Check each line of the listing below for the word "khấu" and say how many lines have it. Nothing else should be written.

Start of EXTRACTED INFORMATION

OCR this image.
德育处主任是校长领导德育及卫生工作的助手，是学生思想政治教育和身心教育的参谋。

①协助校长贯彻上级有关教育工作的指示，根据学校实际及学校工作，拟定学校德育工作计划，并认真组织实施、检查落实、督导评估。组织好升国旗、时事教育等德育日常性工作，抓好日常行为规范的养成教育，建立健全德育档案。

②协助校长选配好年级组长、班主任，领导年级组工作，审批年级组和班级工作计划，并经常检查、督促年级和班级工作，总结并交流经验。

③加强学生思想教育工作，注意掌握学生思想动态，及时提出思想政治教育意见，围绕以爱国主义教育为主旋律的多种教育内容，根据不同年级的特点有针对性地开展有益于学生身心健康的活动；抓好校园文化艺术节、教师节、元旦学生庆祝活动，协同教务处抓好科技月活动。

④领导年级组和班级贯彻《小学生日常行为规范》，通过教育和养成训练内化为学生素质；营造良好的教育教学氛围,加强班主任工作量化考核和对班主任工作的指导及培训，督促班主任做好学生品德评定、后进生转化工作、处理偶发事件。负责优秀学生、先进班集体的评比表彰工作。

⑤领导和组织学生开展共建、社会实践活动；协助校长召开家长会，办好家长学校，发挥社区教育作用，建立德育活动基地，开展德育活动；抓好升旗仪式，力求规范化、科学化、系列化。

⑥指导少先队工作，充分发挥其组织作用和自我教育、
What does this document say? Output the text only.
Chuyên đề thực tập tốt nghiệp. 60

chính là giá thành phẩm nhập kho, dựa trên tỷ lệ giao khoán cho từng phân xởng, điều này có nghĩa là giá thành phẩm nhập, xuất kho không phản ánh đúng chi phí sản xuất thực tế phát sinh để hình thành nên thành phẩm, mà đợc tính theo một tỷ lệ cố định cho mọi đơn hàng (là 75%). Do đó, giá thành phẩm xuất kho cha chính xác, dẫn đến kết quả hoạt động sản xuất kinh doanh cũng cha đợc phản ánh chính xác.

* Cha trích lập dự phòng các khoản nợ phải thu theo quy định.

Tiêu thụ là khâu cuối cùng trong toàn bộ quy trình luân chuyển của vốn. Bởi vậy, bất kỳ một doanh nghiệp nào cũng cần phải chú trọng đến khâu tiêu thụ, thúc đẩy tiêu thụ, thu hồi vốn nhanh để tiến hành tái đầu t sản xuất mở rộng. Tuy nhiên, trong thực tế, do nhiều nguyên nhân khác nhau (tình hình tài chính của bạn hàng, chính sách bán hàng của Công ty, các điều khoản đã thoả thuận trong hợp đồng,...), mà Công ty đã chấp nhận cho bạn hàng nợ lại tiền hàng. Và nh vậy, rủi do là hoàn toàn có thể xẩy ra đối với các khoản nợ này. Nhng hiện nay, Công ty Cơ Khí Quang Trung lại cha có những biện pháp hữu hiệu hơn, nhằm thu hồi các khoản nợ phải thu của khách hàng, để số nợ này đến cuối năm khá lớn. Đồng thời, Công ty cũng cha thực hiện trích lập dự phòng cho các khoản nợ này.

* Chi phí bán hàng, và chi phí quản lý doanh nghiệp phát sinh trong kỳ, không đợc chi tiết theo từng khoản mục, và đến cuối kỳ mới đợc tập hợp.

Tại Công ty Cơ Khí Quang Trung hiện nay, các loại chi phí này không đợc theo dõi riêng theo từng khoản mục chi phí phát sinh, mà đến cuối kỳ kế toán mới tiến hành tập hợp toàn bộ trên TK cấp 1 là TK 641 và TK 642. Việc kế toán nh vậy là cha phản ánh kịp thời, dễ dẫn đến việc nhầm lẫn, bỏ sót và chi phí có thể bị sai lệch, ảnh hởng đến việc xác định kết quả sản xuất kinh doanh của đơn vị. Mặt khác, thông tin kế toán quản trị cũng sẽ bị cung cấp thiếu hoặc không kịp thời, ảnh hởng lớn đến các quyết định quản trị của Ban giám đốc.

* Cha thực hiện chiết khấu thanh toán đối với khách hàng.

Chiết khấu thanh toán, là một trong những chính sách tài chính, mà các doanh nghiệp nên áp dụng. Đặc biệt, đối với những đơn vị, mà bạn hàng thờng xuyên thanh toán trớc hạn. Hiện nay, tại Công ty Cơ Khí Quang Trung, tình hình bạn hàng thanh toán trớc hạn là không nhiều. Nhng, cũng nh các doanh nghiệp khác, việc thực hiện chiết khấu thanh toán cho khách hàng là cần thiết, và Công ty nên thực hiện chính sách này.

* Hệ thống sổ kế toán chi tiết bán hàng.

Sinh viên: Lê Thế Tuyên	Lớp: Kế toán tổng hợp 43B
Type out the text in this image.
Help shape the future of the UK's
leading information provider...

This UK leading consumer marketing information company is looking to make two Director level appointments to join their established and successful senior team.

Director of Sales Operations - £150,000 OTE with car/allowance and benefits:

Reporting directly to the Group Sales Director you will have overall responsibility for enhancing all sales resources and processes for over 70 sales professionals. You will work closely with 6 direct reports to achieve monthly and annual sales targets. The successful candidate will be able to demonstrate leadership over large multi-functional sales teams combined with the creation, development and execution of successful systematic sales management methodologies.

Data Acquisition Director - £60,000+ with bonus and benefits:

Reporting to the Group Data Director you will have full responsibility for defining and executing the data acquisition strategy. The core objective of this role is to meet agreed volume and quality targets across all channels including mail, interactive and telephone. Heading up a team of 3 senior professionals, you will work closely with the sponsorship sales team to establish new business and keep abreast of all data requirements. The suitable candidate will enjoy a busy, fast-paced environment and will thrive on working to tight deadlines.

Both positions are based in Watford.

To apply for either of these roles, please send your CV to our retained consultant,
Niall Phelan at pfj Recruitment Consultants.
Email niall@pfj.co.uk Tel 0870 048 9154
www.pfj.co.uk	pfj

End of EXTRACTED INFORMATION

__SOLVED EXERCISE__: 2